## What the exercise asks
Find the lines containing the word "name" and copy every one of them.

## Information provided
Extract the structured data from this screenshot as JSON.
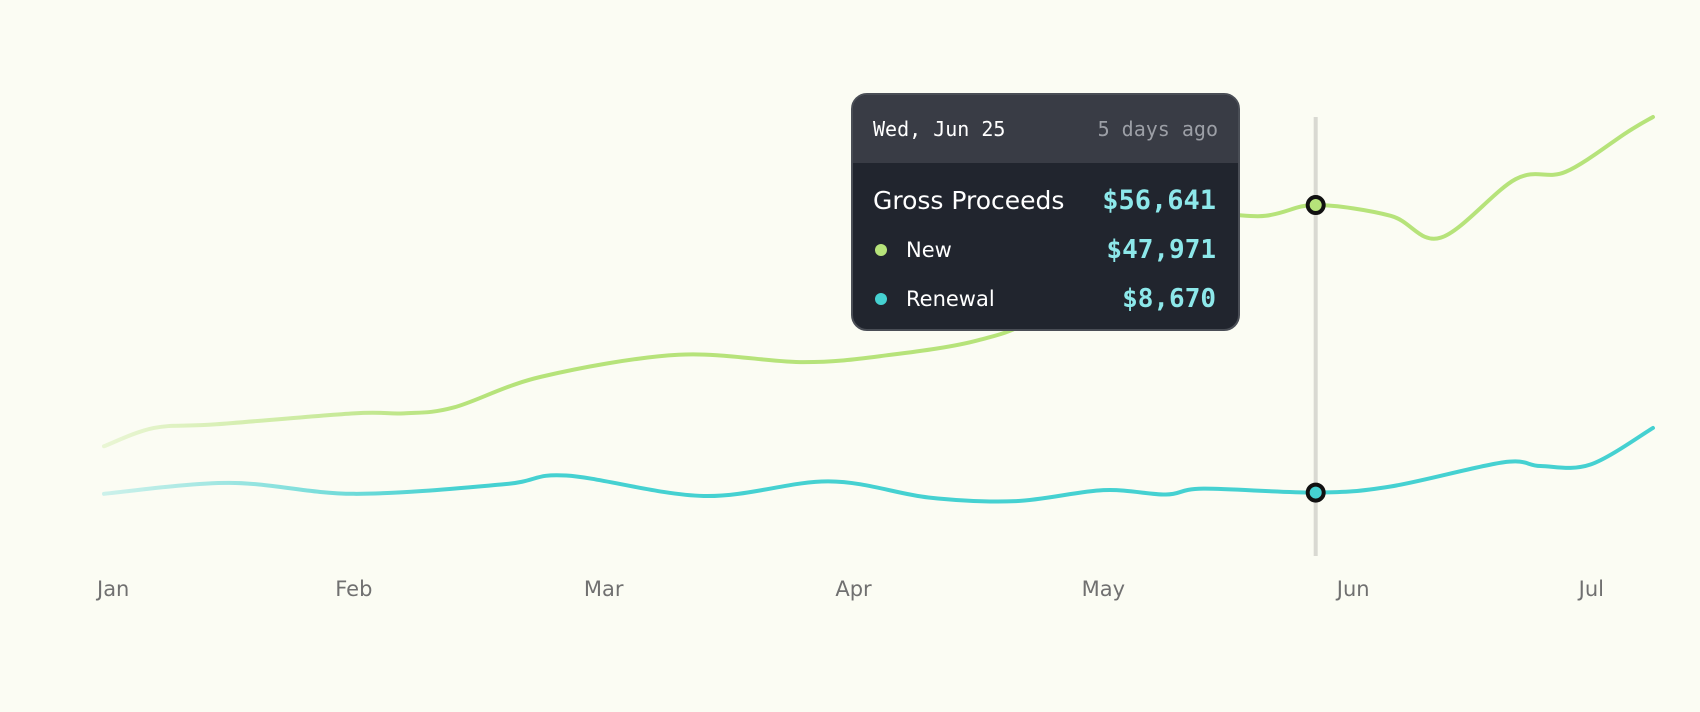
{
  "chart_data": {
    "type": "line",
    "x_labels": [
      "Jan",
      "Feb",
      "Mar",
      "Apr",
      "May",
      "Jun",
      "Jul"
    ],
    "ylim": [
      0,
      60000
    ],
    "grid": true,
    "series": [
      {
        "name": "New",
        "color": "#b6e37a",
        "points": [
          {
            "x": 0,
            "y": 15000
          },
          {
            "x": 0.2,
            "y": 17500
          },
          {
            "x": 0.45,
            "y": 18000
          },
          {
            "x": 1.0,
            "y": 19500
          },
          {
            "x": 1.2,
            "y": 19500
          },
          {
            "x": 1.4,
            "y": 20300
          },
          {
            "x": 1.75,
            "y": 24500
          },
          {
            "x": 2.3,
            "y": 27500
          },
          {
            "x": 2.8,
            "y": 26500
          },
          {
            "x": 3.15,
            "y": 27500
          },
          {
            "x": 3.5,
            "y": 29500
          },
          {
            "x": 3.75,
            "y": 33000
          },
          {
            "x": 4.3,
            "y": 45500
          },
          {
            "x": 4.65,
            "y": 46500
          },
          {
            "x": 4.85,
            "y": 47971
          },
          {
            "x": 5.15,
            "y": 46500
          },
          {
            "x": 5.35,
            "y": 43500
          },
          {
            "x": 5.65,
            "y": 51500
          },
          {
            "x": 5.85,
            "y": 52500
          },
          {
            "x": 6.1,
            "y": 58000
          },
          {
            "x": 6.2,
            "y": 60000
          }
        ]
      },
      {
        "name": "Renewal",
        "color": "#45d1d1",
        "points": [
          {
            "x": 0,
            "y": 8500
          },
          {
            "x": 0.5,
            "y": 10000
          },
          {
            "x": 1.0,
            "y": 8500
          },
          {
            "x": 1.6,
            "y": 9800
          },
          {
            "x": 1.85,
            "y": 11000
          },
          {
            "x": 2.4,
            "y": 8200
          },
          {
            "x": 2.9,
            "y": 10200
          },
          {
            "x": 3.3,
            "y": 8000
          },
          {
            "x": 3.65,
            "y": 7500
          },
          {
            "x": 4.0,
            "y": 9000
          },
          {
            "x": 4.25,
            "y": 8400
          },
          {
            "x": 4.4,
            "y": 9200
          },
          {
            "x": 4.85,
            "y": 8670
          },
          {
            "x": 5.15,
            "y": 9500
          },
          {
            "x": 5.6,
            "y": 12800
          },
          {
            "x": 5.75,
            "y": 12300
          },
          {
            "x": 5.95,
            "y": 12500
          },
          {
            "x": 6.2,
            "y": 17500
          }
        ]
      }
    ],
    "highlight_x": 4.85,
    "tooltip": {
      "date": "Wed, Jun 25",
      "relative": "5 days ago",
      "total_label": "Gross Proceeds",
      "total_value": "$56,641",
      "rows": [
        {
          "label": "New",
          "value": "$47,971",
          "color": "#b6e37a"
        },
        {
          "label": "Renewal",
          "value": "$8,670",
          "color": "#45d1d1"
        }
      ]
    }
  }
}
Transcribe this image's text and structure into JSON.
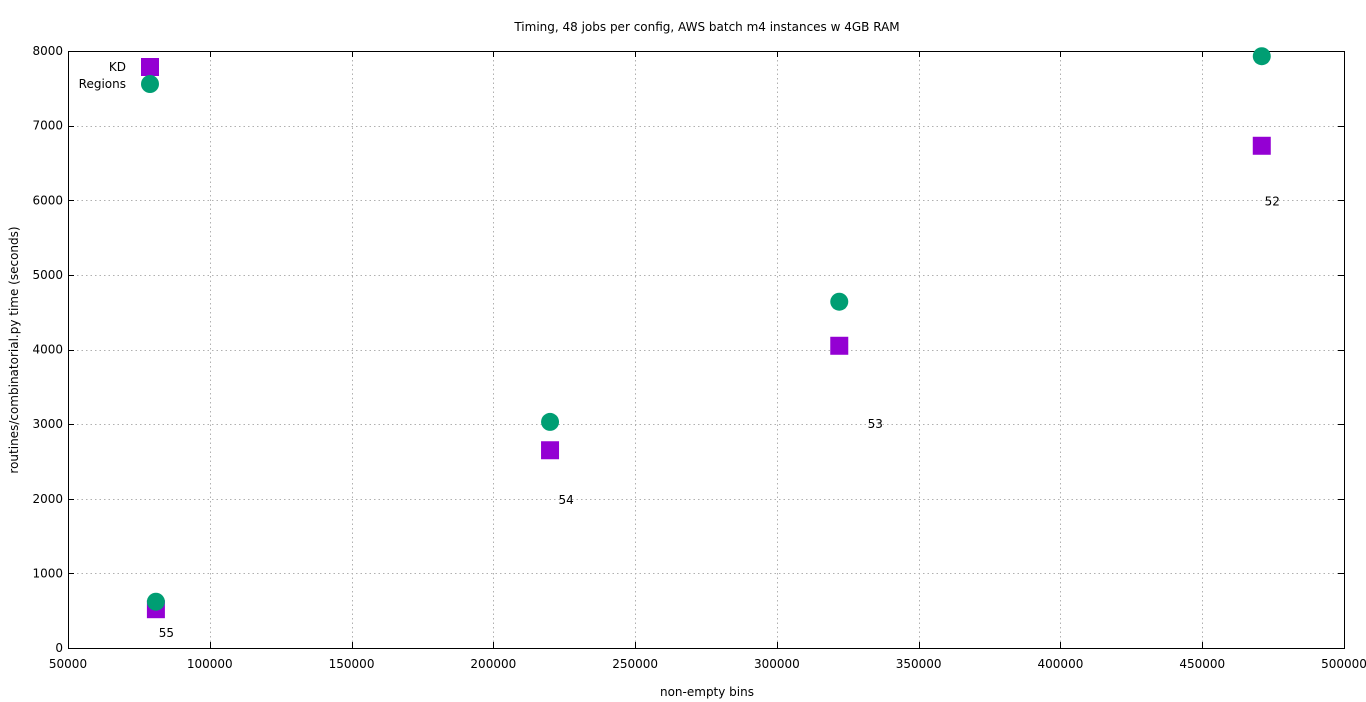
{
  "chart_data": {
    "type": "scatter",
    "title": "Timing, 48 jobs per config, AWS batch m4 instances w 4GB RAM",
    "xlabel": "non-empty bins",
    "ylabel": "routines/combinatorial.py time (seconds)",
    "xlim": [
      50000,
      500000
    ],
    "ylim": [
      0,
      8000
    ],
    "xticks": [
      50000,
      100000,
      150000,
      200000,
      250000,
      300000,
      350000,
      400000,
      450000,
      500000
    ],
    "yticks": [
      0,
      1000,
      2000,
      3000,
      4000,
      5000,
      6000,
      7000,
      8000
    ],
    "grid": true,
    "legend_position": "top-left",
    "series": [
      {
        "name": "KD",
        "marker": "square",
        "color": "#9400d3",
        "points": [
          {
            "x": 81000,
            "y": 520
          },
          {
            "x": 220000,
            "y": 2650
          },
          {
            "x": 322000,
            "y": 4050
          },
          {
            "x": 471000,
            "y": 6730
          }
        ]
      },
      {
        "name": "Regions",
        "marker": "circle",
        "color": "#009e73",
        "points": [
          {
            "x": 81000,
            "y": 620
          },
          {
            "x": 220000,
            "y": 3030
          },
          {
            "x": 322000,
            "y": 4640
          },
          {
            "x": 471000,
            "y": 7930
          }
        ]
      }
    ],
    "annotations": [
      {
        "text": "55",
        "x": 82000,
        "y": 200
      },
      {
        "text": "54",
        "x": 223000,
        "y": 1980
      },
      {
        "text": "53",
        "x": 332000,
        "y": 3000
      },
      {
        "text": "52",
        "x": 472000,
        "y": 5980
      }
    ]
  }
}
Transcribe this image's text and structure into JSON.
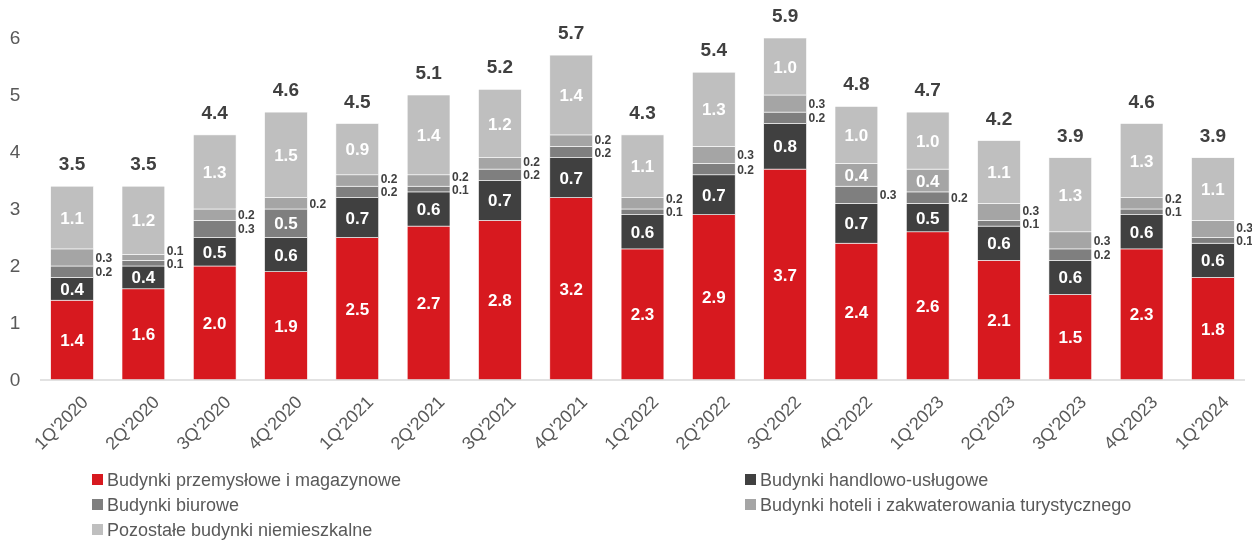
{
  "chart_data": {
    "type": "bar",
    "stacked": true,
    "categories": [
      "1Q'2020",
      "2Q'2020",
      "3Q'2020",
      "4Q'2020",
      "1Q'2021",
      "2Q'2021",
      "3Q'2021",
      "4Q'2021",
      "1Q'2022",
      "2Q'2022",
      "3Q'2022",
      "4Q'2022",
      "1Q'2023",
      "2Q'2023",
      "3Q'2023",
      "4Q'2023",
      "1Q'2024"
    ],
    "series": [
      {
        "name": "Budynki przemysłowe i magazynowe",
        "color": "#d7191f",
        "values": [
          1.4,
          1.6,
          2.0,
          1.9,
          2.5,
          2.7,
          2.8,
          3.2,
          2.3,
          2.9,
          3.7,
          2.4,
          2.6,
          2.1,
          1.5,
          2.3,
          1.8
        ],
        "value_labels": [
          "1.4",
          "1.6",
          "2.0",
          "1.9",
          "2.5",
          "2.7",
          "2.8",
          "3.2",
          "2.3",
          "2.9",
          "3.7",
          "2.4",
          "2.6",
          "2.1",
          "1.5",
          "2.3",
          "1.8"
        ]
      },
      {
        "name": "Budynki handlowo-usługowe",
        "color": "#404040",
        "values": [
          0.4,
          0.4,
          0.5,
          0.6,
          0.7,
          0.6,
          0.7,
          0.7,
          0.6,
          0.7,
          0.8,
          0.7,
          0.5,
          0.6,
          0.6,
          0.6,
          0.6
        ],
        "value_labels": [
          "0.4",
          "0.4",
          "0.5",
          "0.6",
          "0.7",
          "0.6",
          "0.7",
          "0.7",
          "0.6",
          "0.7",
          "0.8",
          "0.7",
          "0.5",
          "0.6",
          "0.6",
          "0.6",
          "0.6"
        ]
      },
      {
        "name": "Budynki biurowe",
        "color": "#7f7f7f",
        "values": [
          0.2,
          0.1,
          0.3,
          0.5,
          0.2,
          0.1,
          0.2,
          0.2,
          0.1,
          0.2,
          0.2,
          0.3,
          0.2,
          0.1,
          0.2,
          0.1,
          0.1
        ],
        "value_labels": [
          "0.2",
          "0.1",
          "0.3",
          "0.5",
          "0.2",
          "0.1",
          "0.2",
          "0.2",
          "0.1",
          "0.2",
          "0.2",
          "0.3",
          "0.2",
          "0.1",
          "0.2",
          "0.1",
          "0.1"
        ]
      },
      {
        "name": "Budynki hoteli i zakwaterowania turystycznego",
        "color": "#a5a5a5",
        "values": [
          0.3,
          0.1,
          0.2,
          0.2,
          0.2,
          0.2,
          0.2,
          0.2,
          0.2,
          0.3,
          0.3,
          0.4,
          0.4,
          0.3,
          0.3,
          0.2,
          0.3
        ],
        "value_labels": [
          "0.3",
          "0.1",
          "0.2",
          "0.2",
          "0.2",
          "0.2",
          "0.2",
          "0.2",
          "0.2",
          "0.3",
          "0.3",
          "0.4",
          "0.4",
          "0.3",
          "0.3",
          "0.2",
          "0.3"
        ]
      },
      {
        "name": "Pozostałe budynki niemieszkalne",
        "color": "#bfbfbf",
        "values": [
          1.1,
          1.2,
          1.3,
          1.5,
          0.9,
          1.4,
          1.2,
          1.4,
          1.1,
          1.3,
          1.0,
          1.0,
          1.0,
          1.1,
          1.3,
          1.3,
          1.1
        ],
        "value_labels": [
          "1.1",
          "1.2",
          "1.3",
          "1.5",
          "0.9",
          "1.4",
          "1.2",
          "1.4",
          "1.1",
          "1.3",
          "1.0",
          "1.0",
          "1.0",
          "1.1",
          "1.3",
          "1.3",
          "1.1"
        ]
      }
    ],
    "totals": [
      "3.5",
      "3.5",
      "4.4",
      "4.6",
      "4.5",
      "5.1",
      "5.2",
      "5.7",
      "4.3",
      "5.4",
      "5.9",
      "4.8",
      "4.7",
      "4.2",
      "3.9",
      "4.6",
      "3.9"
    ],
    "ylim": [
      0,
      6
    ],
    "yticks": [
      0,
      1,
      2,
      3,
      4,
      5,
      6
    ],
    "grid": false,
    "legend": "bottom"
  }
}
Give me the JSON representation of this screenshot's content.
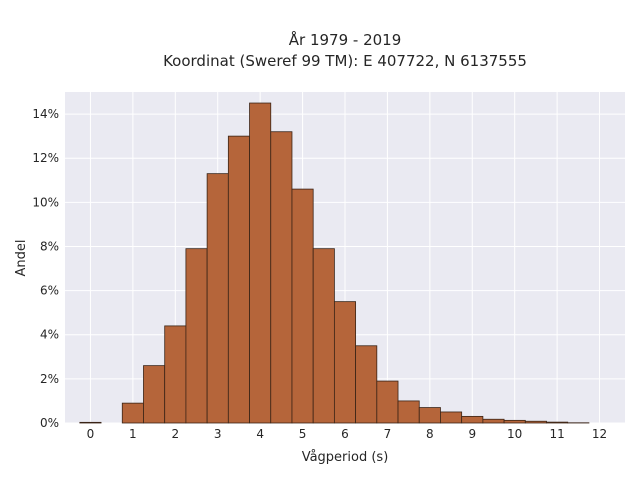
{
  "chart_data": {
    "type": "bar",
    "title_line1": "År 1979 - 2019",
    "title_line2": "Koordinat (Sweref 99 TM): E 407722, N 6137555",
    "xlabel": "Vågperiod (s)",
    "ylabel": "Andel",
    "xlim": [
      -0.6,
      12.6
    ],
    "ylim": [
      0,
      0.15
    ],
    "x_ticks": [
      0,
      1,
      2,
      3,
      4,
      5,
      6,
      7,
      8,
      9,
      10,
      11,
      12
    ],
    "x_tick_labels": [
      "0",
      "1",
      "2",
      "3",
      "4",
      "5",
      "6",
      "7",
      "8",
      "9",
      "10",
      "11",
      "12"
    ],
    "y_ticks": [
      0,
      0.02,
      0.04,
      0.06,
      0.08,
      0.1,
      0.12,
      0.14
    ],
    "y_tick_labels": [
      "0%",
      "2%",
      "4%",
      "6%",
      "8%",
      "10%",
      "12%",
      "14%"
    ],
    "bin_width": 0.5,
    "bin_starts": [
      -0.25,
      0.25,
      0.75,
      1.25,
      1.75,
      2.25,
      2.75,
      3.25,
      3.75,
      4.25,
      4.75,
      5.25,
      5.75,
      6.25,
      6.75,
      7.25,
      7.75,
      8.25,
      8.75,
      9.25,
      9.75,
      10.25,
      10.75,
      11.25,
      11.75
    ],
    "values": [
      0.0003,
      0.0,
      0.009,
      0.026,
      0.044,
      0.079,
      0.113,
      0.13,
      0.145,
      0.132,
      0.106,
      0.079,
      0.055,
      0.035,
      0.019,
      0.01,
      0.007,
      0.005,
      0.003,
      0.0017,
      0.0012,
      0.0008,
      0.0004,
      0.0001,
      0.0
    ],
    "grid": true,
    "colors": {
      "bar_fill": "#b5653a",
      "bar_edge": "#3a2416",
      "plot_bg": "#eaeaf2",
      "grid": "#ffffff"
    }
  }
}
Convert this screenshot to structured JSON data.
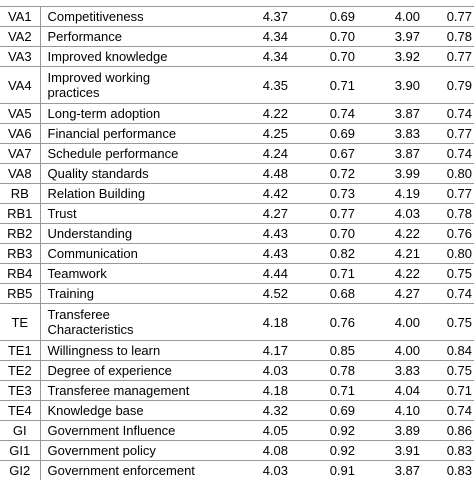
{
  "table": {
    "rows": [
      [
        "VA1",
        "Competitiveness",
        "4.37",
        "0.69",
        "4.00",
        "0.77"
      ],
      [
        "VA2",
        "Performance",
        "4.34",
        "0.70",
        "3.97",
        "0.78"
      ],
      [
        "VA3",
        "Improved knowledge",
        "4.34",
        "0.70",
        "3.92",
        "0.77"
      ],
      [
        "VA4",
        "Improved working practices",
        "4.35",
        "0.71",
        "3.90",
        "0.79"
      ],
      [
        "VA5",
        "Long-term adoption",
        "4.22",
        "0.74",
        "3.87",
        "0.74"
      ],
      [
        "VA6",
        "Financial performance",
        "4.25",
        "0.69",
        "3.83",
        "0.77"
      ],
      [
        "VA7",
        "Schedule performance",
        "4.24",
        "0.67",
        "3.87",
        "0.74"
      ],
      [
        "VA8",
        "Quality standards",
        "4.48",
        "0.72",
        "3.99",
        "0.80"
      ],
      [
        "RB",
        "Relation Building",
        "4.42",
        "0.73",
        "4.19",
        "0.77"
      ],
      [
        "RB1",
        "Trust",
        "4.27",
        "0.77",
        "4.03",
        "0.78"
      ],
      [
        "RB2",
        "Understanding",
        "4.43",
        "0.70",
        "4.22",
        "0.76"
      ],
      [
        "RB3",
        "Communication",
        "4.43",
        "0.82",
        "4.21",
        "0.80"
      ],
      [
        "RB4",
        "Teamwork",
        "4.44",
        "0.71",
        "4.22",
        "0.75"
      ],
      [
        "RB5",
        "Training",
        "4.52",
        "0.68",
        "4.27",
        "0.74"
      ],
      [
        "TE",
        "Transferee Characteristics",
        "4.18",
        "0.76",
        "4.00",
        "0.75"
      ],
      [
        "TE1",
        "Willingness to learn",
        "4.17",
        "0.85",
        "4.00",
        "0.84"
      ],
      [
        "TE2",
        "Degree of experience",
        "4.03",
        "0.78",
        "3.83",
        "0.75"
      ],
      [
        "TE3",
        "Transferee management",
        "4.18",
        "0.71",
        "4.04",
        "0.71"
      ],
      [
        "TE4",
        "Knowledge base",
        "4.32",
        "0.69",
        "4.10",
        "0.74"
      ],
      [
        "GI",
        "Government Influence",
        "4.05",
        "0.92",
        "3.89",
        "0.86"
      ],
      [
        "GI1",
        "Government policy",
        "4.08",
        "0.92",
        "3.91",
        "0.83"
      ],
      [
        "GI2",
        "Government enforcement",
        "4.03",
        "0.91",
        "3.87",
        "0.83"
      ]
    ]
  }
}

## Complete answer
        "name": "New",
        "name": "Renewal",
        "name": "KD",
        "name": "Regions",
        "name": "Budynki przemysłowe i magazynowe",
        "name": "Budynki handlowo-usługowe",
        "name": "Budynki biurowe",
        "name": "Budynki hoteli i zakwaterowania turystycznego",
        "name": "Pozostałe budynki niemieszkalne",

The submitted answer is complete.